» **Goal**: Which lines in the records below contain the string "subtitle"? Copy each such line in full.

» **Extracted records**:

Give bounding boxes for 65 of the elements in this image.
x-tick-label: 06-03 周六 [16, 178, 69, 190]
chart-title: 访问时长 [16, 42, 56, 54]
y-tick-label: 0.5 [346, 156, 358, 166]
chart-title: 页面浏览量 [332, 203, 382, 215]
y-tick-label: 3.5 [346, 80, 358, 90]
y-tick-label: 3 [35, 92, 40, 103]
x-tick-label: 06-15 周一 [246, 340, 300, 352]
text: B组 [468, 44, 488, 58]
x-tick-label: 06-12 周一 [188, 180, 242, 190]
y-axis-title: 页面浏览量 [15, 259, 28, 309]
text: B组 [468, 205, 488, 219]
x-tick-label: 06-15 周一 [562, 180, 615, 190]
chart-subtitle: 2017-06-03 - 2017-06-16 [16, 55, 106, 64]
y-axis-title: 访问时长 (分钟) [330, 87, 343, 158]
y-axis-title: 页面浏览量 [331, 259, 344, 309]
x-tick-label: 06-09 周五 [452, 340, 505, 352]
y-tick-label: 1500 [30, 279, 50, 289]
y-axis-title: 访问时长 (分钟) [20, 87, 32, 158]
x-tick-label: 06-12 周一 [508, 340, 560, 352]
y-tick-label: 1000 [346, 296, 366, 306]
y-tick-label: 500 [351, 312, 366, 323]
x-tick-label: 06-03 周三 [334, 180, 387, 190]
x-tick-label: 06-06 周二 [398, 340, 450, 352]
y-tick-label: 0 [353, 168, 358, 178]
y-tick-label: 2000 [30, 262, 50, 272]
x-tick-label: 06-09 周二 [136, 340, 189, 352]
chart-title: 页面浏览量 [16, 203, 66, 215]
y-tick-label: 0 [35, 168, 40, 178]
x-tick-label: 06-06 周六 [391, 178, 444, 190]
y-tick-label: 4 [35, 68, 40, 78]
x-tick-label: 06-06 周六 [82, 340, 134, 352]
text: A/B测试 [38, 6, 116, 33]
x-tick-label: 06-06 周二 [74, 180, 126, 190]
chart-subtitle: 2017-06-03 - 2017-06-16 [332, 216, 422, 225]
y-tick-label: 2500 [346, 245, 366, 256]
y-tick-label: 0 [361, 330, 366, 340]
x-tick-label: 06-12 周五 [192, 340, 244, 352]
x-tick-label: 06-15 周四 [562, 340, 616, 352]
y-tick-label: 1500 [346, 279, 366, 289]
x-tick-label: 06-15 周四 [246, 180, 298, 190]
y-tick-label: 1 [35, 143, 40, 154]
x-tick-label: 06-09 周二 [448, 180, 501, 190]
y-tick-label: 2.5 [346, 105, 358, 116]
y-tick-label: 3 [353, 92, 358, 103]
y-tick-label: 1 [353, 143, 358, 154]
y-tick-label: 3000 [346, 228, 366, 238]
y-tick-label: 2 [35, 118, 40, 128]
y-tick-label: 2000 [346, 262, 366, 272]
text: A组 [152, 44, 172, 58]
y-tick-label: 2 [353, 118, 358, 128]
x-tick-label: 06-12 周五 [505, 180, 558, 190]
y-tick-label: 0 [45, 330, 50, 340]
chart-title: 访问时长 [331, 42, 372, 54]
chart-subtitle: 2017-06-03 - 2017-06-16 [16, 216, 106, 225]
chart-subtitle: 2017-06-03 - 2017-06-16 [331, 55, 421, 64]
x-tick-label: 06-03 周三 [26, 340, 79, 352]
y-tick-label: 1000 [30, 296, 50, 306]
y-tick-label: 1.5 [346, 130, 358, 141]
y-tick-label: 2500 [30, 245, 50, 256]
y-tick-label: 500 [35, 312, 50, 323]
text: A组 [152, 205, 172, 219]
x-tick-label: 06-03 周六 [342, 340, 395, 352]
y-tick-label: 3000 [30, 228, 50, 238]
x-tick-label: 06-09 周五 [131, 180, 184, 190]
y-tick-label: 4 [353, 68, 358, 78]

» **Task solution**:
chart-subtitle: 2017-06-03 - 2017-06-16 [16, 55, 106, 64]
chart-subtitle: 2017-06-03 - 2017-06-16 [332, 216, 422, 225]
chart-subtitle: 2017-06-03 - 2017-06-16 [16, 216, 106, 225]
chart-subtitle: 2017-06-03 - 2017-06-16 [331, 55, 421, 64]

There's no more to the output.